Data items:
————

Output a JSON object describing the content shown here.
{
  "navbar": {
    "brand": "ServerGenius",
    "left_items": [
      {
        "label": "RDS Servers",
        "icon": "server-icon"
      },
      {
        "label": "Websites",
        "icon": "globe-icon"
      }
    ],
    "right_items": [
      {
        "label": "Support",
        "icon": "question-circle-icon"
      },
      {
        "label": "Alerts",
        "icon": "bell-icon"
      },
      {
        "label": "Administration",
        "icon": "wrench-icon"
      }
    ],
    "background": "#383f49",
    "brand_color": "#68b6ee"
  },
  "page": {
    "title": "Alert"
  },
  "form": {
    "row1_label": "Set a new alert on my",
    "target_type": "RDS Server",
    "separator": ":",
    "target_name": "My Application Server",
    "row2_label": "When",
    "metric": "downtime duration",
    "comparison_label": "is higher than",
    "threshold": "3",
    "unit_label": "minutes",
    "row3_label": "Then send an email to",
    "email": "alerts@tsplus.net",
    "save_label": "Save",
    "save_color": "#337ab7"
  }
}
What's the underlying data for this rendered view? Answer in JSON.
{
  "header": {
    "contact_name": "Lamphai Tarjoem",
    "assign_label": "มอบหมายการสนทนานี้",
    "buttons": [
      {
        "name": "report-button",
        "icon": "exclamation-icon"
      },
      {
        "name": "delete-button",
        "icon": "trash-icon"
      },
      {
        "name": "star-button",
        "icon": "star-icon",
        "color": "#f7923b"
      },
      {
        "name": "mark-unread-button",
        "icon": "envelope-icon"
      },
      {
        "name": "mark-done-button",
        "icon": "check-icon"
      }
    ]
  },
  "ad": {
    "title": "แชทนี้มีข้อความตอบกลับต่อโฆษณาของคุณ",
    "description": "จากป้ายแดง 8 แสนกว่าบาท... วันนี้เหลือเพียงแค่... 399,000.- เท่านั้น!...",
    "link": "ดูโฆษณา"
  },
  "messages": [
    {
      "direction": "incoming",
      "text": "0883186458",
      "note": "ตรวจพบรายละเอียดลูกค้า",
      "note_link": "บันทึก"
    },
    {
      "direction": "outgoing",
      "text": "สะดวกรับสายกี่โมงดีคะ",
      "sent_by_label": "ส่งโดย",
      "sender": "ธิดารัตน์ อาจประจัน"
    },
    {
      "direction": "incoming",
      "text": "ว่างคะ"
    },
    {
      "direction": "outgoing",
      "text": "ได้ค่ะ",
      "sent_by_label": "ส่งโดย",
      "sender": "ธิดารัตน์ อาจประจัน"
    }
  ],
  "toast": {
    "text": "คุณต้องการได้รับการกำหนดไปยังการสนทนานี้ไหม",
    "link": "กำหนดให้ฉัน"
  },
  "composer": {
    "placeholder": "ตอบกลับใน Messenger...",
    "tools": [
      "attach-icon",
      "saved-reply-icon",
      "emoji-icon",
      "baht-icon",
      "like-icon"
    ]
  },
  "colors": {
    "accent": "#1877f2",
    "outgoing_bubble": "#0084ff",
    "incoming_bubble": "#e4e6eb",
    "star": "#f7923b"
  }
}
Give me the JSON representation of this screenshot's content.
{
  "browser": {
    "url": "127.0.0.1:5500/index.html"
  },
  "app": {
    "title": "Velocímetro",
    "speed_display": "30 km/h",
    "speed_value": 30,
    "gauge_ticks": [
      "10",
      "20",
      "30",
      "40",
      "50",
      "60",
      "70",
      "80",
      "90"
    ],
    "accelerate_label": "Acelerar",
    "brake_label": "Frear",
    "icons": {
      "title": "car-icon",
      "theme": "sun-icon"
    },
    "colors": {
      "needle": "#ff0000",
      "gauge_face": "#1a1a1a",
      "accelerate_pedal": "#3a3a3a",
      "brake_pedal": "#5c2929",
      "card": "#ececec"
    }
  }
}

————

What is required:
Each entry above needs to be retyped exactly.

Solution to the exercise:
Output a JSON object describing the content shown here.
{
  "navbar": {
    "brand": "ServerGenius",
    "left_items": [
      {
        "label": "RDS Servers",
        "icon": "server-icon"
      },
      {
        "label": "Websites",
        "icon": "globe-icon"
      }
    ],
    "right_items": [
      {
        "label": "Support",
        "icon": "question-circle-icon"
      },
      {
        "label": "Alerts",
        "icon": "bell-icon"
      },
      {
        "label": "Administration",
        "icon": "wrench-icon"
      }
    ],
    "background": "#383f49",
    "brand_color": "#68b6ee"
  },
  "page": {
    "title": "Alert"
  },
  "form": {
    "row1_label": "Set a new alert on my",
    "target_type": "RDS Server",
    "separator": ":",
    "target_name": "My Application Server",
    "row2_label": "When",
    "metric": "downtime duration",
    "comparison_label": "is higher than",
    "threshold": "3",
    "unit_label": "minutes",
    "row3_label": "Then send an email to",
    "email": "alerts@tsplus.net",
    "save_label": "Save",
    "save_color": "#337ab7"
  }
}
What's the underlying data for this rendered view? Answer in JSON.
{
  "header": {
    "contact_name": "Lamphai Tarjoem",
    "assign_label": "มอบหมายการสนทนานี้",
    "buttons": [
      {
        "name": "report-button",
        "icon": "exclamation-icon"
      },
      {
        "name": "delete-button",
        "icon": "trash-icon"
      },
      {
        "name": "star-button",
        "icon": "star-icon",
        "color": "#f7923b"
      },
      {
        "name": "mark-unread-button",
        "icon": "envelope-icon"
      },
      {
        "name": "mark-done-button",
        "icon": "check-icon"
      }
    ]
  },
  "ad": {
    "title": "แชทนี้มีข้อความตอบกลับต่อโฆษณาของคุณ",
    "description": "จากป้ายแดง 8 แสนกว่าบาท... วันนี้เหลือเพียงแค่... 399,000.- เท่านั้น!...",
    "link": "ดูโฆษณา"
  },
  "messages": [
    {
      "direction": "incoming",
      "text": "0883186458",
      "note": "ตรวจพบรายละเอียดลูกค้า",
      "note_link": "บันทึก"
    },
    {
      "direction": "outgoing",
      "text": "สะดวกรับสายกี่โมงดีคะ",
      "sent_by_label": "ส่งโดย",
      "sender": "ธิดารัตน์ อาจประจัน"
    },
    {
      "direction": "incoming",
      "text": "ว่างคะ"
    },
    {
      "direction": "outgoing",
      "text": "ได้ค่ะ",
      "sent_by_label": "ส่งโดย",
      "sender": "ธิดารัตน์ อาจประจัน"
    }
  ],
  "toast": {
    "text": "คุณต้องการได้รับการกำหนดไปยังการสนทนานี้ไหม",
    "link": "กำหนดให้ฉัน"
  },
  "composer": {
    "placeholder": "ตอบกลับใน Messenger...",
    "tools": [
      "attach-icon",
      "saved-reply-icon",
      "emoji-icon",
      "baht-icon",
      "like-icon"
    ]
  },
  "colors": {
    "accent": "#1877f2",
    "outgoing_bubble": "#0084ff",
    "incoming_bubble": "#e4e6eb",
    "star": "#f7923b"
  }
}
Give me the JSON representation of this screenshot's content.
{
  "browser": {
    "url": "127.0.0.1:5500/index.html"
  },
  "app": {
    "title": "Velocímetro",
    "speed_display": "30 km/h",
    "speed_value": 30,
    "gauge_ticks": [
      "10",
      "20",
      "30",
      "40",
      "50",
      "60",
      "70",
      "80",
      "90"
    ],
    "accelerate_label": "Acelerar",
    "brake_label": "Frear",
    "icons": {
      "title": "car-icon",
      "theme": "sun-icon"
    },
    "colors": {
      "needle": "#ff0000",
      "gauge_face": "#1a1a1a",
      "accelerate_pedal": "#3a3a3a",
      "brake_pedal": "#5c2929",
      "card": "#ececec"
    }
  }
}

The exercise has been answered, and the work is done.